>> Start Supplied material

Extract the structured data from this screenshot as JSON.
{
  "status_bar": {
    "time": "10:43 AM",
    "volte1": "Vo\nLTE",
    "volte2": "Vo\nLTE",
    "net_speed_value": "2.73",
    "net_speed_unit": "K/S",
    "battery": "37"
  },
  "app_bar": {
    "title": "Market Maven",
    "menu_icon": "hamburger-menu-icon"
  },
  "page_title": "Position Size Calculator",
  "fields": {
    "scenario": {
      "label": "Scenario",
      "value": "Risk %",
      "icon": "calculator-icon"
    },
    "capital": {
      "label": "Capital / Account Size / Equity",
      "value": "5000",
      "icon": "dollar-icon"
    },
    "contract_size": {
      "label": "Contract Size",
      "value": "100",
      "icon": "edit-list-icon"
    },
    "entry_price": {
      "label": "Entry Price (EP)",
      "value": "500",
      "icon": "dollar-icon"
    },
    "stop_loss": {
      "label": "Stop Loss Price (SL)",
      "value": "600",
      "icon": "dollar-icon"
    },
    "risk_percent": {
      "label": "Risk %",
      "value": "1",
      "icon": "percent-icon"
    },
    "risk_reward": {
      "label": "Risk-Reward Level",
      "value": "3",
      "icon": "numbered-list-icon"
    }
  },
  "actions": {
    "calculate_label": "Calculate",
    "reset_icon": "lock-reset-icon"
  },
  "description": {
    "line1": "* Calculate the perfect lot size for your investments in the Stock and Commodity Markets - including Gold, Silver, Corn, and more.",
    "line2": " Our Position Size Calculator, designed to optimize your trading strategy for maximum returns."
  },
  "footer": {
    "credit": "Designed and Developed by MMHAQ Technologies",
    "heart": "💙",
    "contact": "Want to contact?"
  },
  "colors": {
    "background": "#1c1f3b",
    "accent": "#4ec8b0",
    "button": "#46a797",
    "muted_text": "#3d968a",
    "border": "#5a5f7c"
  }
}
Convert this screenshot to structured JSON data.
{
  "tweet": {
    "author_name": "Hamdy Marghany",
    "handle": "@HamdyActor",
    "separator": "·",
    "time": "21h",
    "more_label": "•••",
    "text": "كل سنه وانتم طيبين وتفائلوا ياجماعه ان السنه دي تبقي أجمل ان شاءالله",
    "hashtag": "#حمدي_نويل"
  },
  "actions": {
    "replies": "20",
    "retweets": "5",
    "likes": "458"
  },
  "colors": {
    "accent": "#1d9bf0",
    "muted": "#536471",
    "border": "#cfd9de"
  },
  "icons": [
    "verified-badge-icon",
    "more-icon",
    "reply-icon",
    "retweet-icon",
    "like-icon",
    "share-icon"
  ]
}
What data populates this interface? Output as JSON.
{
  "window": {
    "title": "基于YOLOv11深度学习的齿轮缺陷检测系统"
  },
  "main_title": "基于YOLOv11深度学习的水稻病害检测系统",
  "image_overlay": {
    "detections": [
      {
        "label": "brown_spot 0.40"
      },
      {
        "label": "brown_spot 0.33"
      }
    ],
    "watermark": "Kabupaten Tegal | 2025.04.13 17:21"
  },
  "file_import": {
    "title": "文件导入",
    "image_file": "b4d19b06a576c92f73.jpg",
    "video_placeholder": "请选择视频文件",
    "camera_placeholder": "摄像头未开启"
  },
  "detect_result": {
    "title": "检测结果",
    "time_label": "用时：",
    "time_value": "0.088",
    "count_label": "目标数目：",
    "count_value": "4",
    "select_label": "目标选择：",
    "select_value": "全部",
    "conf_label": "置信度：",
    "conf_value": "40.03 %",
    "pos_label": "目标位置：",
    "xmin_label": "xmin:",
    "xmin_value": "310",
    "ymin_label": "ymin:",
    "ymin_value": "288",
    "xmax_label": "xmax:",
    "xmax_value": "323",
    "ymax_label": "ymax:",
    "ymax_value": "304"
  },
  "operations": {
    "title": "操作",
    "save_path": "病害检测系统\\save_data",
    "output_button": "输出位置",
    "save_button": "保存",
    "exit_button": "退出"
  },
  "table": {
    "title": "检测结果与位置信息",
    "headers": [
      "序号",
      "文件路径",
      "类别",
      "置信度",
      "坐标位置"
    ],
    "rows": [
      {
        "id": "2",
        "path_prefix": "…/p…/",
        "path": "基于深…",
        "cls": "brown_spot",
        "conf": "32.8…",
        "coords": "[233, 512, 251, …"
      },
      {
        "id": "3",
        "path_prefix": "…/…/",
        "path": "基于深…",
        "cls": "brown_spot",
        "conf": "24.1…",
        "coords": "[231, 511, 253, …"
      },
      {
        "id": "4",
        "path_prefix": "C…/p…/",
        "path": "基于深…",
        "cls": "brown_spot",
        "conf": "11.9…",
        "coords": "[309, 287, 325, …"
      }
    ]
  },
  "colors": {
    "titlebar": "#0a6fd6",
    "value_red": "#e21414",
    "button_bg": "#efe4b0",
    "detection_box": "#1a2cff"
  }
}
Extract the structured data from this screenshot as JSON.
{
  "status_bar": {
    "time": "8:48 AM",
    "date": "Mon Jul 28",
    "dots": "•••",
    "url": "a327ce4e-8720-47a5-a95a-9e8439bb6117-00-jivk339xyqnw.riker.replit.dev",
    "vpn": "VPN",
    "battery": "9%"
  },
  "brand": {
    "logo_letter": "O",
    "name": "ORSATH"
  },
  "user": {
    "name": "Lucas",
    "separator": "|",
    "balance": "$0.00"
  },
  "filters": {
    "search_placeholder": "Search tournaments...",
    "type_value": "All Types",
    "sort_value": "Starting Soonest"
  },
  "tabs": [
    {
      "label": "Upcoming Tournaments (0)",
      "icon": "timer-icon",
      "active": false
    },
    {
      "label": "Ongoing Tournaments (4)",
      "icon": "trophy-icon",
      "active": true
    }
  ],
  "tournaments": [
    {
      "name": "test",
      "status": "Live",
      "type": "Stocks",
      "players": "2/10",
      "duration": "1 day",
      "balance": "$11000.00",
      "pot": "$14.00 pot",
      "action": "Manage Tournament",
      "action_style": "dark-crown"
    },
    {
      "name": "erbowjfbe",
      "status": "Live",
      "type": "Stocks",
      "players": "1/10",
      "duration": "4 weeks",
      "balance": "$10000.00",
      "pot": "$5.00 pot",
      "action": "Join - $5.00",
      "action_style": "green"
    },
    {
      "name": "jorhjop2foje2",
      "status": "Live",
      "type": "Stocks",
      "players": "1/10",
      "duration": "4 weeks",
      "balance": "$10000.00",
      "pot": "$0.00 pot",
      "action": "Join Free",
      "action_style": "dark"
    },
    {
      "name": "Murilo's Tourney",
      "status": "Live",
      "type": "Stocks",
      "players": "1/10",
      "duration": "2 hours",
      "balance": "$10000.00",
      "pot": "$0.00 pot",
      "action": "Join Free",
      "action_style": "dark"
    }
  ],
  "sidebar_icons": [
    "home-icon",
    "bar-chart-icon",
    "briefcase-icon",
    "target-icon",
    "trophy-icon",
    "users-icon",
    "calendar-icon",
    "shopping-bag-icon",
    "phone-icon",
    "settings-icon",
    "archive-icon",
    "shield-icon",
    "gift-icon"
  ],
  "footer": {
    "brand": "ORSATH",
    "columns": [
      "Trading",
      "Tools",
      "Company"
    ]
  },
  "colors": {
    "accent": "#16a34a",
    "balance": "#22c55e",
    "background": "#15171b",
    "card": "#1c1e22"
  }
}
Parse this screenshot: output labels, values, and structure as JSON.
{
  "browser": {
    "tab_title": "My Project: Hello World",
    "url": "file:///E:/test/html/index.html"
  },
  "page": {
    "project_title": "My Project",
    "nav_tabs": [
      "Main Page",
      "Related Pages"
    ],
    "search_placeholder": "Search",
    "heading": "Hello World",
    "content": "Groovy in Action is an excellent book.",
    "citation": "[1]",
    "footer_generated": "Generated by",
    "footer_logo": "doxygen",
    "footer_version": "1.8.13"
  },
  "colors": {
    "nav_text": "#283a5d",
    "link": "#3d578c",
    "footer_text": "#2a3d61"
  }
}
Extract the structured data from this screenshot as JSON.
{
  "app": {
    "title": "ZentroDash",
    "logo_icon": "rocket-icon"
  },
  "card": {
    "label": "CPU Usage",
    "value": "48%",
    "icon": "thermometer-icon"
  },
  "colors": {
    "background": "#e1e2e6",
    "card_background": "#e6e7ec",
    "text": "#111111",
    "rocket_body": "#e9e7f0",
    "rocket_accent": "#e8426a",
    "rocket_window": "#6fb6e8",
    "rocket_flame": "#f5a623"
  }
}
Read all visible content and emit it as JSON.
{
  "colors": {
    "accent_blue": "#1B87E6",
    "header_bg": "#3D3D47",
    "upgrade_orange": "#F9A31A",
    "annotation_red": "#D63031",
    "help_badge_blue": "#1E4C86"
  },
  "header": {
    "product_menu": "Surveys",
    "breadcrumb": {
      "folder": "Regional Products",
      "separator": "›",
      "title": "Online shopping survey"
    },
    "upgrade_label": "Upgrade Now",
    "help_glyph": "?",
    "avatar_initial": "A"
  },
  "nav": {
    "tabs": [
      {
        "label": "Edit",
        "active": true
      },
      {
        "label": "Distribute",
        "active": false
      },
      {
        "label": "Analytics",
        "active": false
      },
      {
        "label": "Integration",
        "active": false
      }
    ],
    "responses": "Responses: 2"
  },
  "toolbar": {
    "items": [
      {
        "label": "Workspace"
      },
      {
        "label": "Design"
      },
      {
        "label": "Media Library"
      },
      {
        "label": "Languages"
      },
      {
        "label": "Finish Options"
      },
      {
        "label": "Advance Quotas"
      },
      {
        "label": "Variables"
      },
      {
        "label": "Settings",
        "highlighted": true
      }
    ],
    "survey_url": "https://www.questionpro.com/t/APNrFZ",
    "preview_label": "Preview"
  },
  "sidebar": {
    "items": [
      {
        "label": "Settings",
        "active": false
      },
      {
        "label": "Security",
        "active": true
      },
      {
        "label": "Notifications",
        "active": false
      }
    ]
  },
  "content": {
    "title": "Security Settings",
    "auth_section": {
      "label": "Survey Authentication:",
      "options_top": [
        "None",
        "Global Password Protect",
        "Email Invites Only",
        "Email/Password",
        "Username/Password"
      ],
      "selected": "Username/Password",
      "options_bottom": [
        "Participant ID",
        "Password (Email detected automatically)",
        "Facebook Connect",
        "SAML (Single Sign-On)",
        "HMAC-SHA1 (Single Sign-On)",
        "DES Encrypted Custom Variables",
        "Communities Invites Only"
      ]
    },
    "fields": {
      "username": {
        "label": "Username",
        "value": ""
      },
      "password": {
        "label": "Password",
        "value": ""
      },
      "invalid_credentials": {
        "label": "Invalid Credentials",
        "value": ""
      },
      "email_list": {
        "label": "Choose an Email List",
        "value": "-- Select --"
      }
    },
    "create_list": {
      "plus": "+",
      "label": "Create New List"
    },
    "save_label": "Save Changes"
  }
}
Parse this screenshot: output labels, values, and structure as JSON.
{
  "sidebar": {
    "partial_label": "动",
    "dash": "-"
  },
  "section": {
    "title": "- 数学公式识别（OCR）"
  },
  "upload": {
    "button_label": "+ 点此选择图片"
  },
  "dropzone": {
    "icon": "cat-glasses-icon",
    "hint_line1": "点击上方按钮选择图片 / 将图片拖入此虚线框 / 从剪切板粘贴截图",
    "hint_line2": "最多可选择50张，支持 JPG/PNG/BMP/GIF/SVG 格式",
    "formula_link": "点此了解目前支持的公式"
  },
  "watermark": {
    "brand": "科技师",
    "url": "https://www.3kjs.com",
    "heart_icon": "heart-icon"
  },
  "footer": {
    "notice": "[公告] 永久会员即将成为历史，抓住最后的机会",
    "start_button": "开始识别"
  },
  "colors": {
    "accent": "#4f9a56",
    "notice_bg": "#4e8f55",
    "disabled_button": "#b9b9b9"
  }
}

>> End Supplied material

** Exercise task **
Only the number is wanted: how many lines contain the string "watermark"?

** Answer to the problem **
2